## RAW DATA
####
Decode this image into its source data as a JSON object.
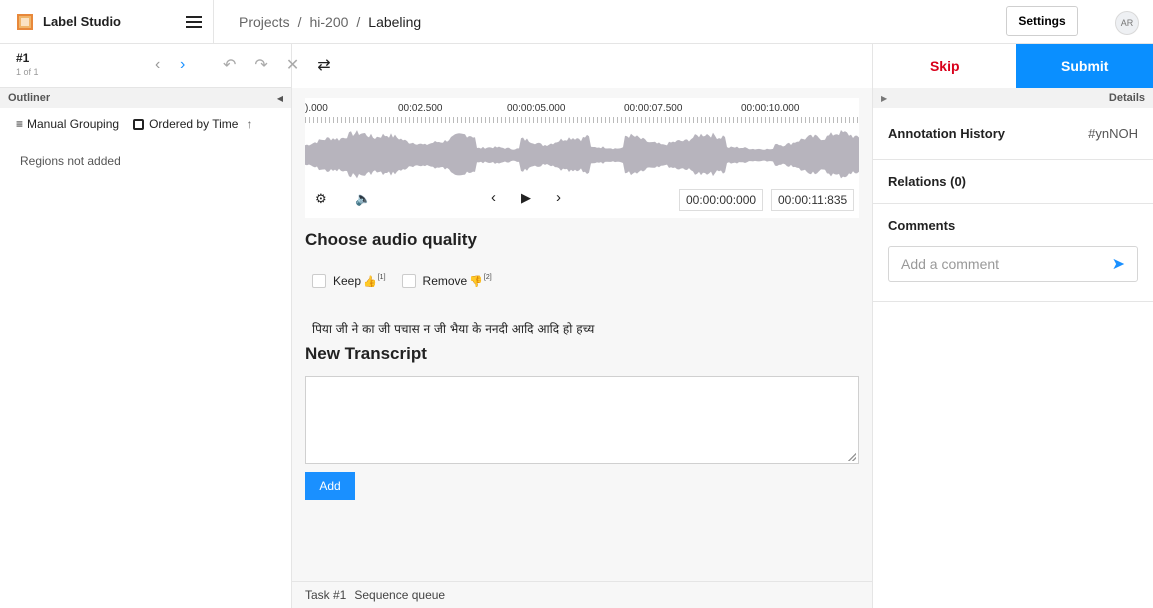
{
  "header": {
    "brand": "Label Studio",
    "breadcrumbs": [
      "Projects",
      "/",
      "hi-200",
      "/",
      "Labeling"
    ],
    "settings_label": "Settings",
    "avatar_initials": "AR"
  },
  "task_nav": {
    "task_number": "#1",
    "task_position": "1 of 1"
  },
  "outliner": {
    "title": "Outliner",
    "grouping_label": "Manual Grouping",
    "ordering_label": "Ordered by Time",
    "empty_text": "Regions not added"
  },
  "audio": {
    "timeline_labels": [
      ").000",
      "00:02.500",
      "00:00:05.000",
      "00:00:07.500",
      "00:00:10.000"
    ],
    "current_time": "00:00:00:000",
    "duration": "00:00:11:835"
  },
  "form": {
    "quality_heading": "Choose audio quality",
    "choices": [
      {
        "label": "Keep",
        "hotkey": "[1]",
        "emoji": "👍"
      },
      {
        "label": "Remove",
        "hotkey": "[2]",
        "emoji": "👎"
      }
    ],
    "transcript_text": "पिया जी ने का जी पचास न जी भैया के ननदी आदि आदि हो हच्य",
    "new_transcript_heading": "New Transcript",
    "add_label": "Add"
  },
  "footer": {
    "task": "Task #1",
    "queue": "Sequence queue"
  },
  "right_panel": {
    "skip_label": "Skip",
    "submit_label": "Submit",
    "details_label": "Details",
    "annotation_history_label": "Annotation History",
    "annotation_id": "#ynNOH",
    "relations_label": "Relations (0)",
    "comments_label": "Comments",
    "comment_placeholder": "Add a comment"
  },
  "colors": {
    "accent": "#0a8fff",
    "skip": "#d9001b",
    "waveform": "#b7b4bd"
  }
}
####
## EXERCISE TASK
Give back the whole listing as it stands, minus its pictures.

## TASK SOLUTION
Decode this image into its source data as a JSON object.
{
  "header": {
    "brand": "Label Studio",
    "breadcrumbs": [
      "Projects",
      "/",
      "hi-200",
      "/",
      "Labeling"
    ],
    "settings_label": "Settings",
    "avatar_initials": "AR"
  },
  "task_nav": {
    "task_number": "#1",
    "task_position": "1 of 1"
  },
  "outliner": {
    "title": "Outliner",
    "grouping_label": "Manual Grouping",
    "ordering_label": "Ordered by Time",
    "empty_text": "Regions not added"
  },
  "audio": {
    "timeline_labels": [
      ").000",
      "00:02.500",
      "00:00:05.000",
      "00:00:07.500",
      "00:00:10.000"
    ],
    "current_time": "00:00:00:000",
    "duration": "00:00:11:835"
  },
  "form": {
    "quality_heading": "Choose audio quality",
    "choices": [
      {
        "label": "Keep",
        "hotkey": "[1]",
        "emoji": "👍"
      },
      {
        "label": "Remove",
        "hotkey": "[2]",
        "emoji": "👎"
      }
    ],
    "transcript_text": "पिया जी ने का जी पचास न जी भैया के ननदी आदि आदि हो हच्य",
    "new_transcript_heading": "New Transcript",
    "add_label": "Add"
  },
  "footer": {
    "task": "Task #1",
    "queue": "Sequence queue"
  },
  "right_panel": {
    "skip_label": "Skip",
    "submit_label": "Submit",
    "details_label": "Details",
    "annotation_history_label": "Annotation History",
    "annotation_id": "#ynNOH",
    "relations_label": "Relations (0)",
    "comments_label": "Comments",
    "comment_placeholder": "Add a comment"
  },
  "colors": {
    "accent": "#0a8fff",
    "skip": "#d9001b",
    "waveform": "#b7b4bd"
  }
}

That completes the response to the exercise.